Source data
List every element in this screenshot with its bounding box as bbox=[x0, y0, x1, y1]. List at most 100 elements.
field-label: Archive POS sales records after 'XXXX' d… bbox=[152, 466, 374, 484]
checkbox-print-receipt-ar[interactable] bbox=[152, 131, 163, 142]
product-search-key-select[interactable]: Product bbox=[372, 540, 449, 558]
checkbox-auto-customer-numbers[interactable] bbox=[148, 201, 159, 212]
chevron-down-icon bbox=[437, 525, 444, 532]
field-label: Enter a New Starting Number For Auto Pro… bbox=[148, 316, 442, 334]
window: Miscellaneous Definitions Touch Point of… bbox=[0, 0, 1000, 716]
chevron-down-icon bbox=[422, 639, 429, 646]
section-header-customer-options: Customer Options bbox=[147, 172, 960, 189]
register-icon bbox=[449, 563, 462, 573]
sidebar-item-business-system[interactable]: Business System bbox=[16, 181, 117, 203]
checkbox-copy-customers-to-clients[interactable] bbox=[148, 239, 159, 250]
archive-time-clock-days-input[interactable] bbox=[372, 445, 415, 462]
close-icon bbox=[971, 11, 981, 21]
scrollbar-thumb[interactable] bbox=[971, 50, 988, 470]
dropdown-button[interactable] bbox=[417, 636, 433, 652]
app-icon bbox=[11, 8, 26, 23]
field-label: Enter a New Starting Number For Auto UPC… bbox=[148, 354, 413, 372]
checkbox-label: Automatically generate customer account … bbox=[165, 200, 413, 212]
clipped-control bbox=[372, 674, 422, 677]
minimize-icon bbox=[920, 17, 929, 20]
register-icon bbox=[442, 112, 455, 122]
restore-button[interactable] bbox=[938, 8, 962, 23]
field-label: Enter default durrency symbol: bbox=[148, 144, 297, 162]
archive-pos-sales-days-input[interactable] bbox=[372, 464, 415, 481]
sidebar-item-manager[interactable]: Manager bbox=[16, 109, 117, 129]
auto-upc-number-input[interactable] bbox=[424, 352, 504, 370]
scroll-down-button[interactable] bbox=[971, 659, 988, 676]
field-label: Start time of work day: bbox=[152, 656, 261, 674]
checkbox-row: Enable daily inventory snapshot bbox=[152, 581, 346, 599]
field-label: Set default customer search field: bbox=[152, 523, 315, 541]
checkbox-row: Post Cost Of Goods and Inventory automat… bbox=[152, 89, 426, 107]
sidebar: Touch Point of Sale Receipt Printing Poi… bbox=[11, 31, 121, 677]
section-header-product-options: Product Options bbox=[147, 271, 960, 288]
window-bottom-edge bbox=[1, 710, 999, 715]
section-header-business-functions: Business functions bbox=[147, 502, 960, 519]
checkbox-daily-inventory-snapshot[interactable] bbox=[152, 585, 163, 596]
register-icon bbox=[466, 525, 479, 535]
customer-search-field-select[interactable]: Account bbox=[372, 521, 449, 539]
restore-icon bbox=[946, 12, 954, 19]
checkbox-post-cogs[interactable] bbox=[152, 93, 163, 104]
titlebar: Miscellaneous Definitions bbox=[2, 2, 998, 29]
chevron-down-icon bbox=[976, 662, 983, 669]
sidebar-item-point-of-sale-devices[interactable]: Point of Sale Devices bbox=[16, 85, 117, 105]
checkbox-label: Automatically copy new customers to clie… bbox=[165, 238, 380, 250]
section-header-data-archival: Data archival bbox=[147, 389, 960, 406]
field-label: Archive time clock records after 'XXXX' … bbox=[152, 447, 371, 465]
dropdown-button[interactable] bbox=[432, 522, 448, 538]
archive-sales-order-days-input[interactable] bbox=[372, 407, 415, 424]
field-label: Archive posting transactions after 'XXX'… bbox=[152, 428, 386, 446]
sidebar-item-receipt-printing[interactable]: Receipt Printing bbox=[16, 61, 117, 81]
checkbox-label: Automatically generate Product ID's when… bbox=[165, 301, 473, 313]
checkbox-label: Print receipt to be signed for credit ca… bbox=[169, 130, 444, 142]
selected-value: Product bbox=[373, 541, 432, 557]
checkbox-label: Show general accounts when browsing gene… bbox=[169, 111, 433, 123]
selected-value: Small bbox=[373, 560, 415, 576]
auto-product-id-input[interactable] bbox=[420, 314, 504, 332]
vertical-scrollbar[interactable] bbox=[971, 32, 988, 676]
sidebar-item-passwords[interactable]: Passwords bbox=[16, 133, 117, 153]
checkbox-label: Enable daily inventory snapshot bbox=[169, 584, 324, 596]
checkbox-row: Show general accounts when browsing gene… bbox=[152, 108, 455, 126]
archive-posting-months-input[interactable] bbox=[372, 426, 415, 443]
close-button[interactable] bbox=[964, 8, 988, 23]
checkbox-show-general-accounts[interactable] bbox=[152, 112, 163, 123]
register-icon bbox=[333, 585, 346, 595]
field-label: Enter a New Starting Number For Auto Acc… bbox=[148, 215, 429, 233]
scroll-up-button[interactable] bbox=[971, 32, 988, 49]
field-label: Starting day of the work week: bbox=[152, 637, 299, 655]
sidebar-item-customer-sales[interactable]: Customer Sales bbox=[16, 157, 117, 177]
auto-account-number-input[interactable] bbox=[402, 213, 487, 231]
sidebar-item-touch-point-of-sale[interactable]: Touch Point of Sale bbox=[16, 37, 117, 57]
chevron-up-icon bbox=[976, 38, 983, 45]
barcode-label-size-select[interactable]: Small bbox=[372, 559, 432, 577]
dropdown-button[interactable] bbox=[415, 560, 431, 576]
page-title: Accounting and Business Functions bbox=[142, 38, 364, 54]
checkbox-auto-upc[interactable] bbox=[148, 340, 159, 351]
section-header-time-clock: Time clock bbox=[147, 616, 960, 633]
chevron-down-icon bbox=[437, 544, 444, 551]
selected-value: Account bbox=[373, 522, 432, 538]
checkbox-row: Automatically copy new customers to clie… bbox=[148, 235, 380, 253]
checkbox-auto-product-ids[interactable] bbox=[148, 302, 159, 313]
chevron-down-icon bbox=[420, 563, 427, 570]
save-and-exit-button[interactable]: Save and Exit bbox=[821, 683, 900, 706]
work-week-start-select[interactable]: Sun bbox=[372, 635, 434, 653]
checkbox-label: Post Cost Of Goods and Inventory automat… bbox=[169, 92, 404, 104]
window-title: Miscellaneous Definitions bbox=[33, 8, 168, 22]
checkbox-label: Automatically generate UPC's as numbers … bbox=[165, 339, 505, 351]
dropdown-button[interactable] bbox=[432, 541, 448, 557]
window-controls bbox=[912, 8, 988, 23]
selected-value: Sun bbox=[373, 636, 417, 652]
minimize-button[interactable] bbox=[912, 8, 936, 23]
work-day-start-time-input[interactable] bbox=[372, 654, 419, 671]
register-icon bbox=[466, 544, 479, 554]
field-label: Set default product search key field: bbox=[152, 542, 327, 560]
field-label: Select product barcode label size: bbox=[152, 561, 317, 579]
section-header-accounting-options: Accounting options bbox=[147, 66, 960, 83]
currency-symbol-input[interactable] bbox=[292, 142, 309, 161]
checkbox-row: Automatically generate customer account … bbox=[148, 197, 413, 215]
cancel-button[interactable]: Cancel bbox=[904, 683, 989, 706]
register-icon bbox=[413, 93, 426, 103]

Exercise requirements
Reproduce the listing word for word from its first line down to the line containing "131, 163, 142]", including both of those lines.

Completed task
List every element in this screenshot with its bounding box as bbox=[x0, y0, x1, y1]. List at most 100 elements.
field-label: Archive POS sales records after 'XXXX' d… bbox=[152, 466, 374, 484]
checkbox-print-receipt-ar[interactable] bbox=[152, 131, 163, 142]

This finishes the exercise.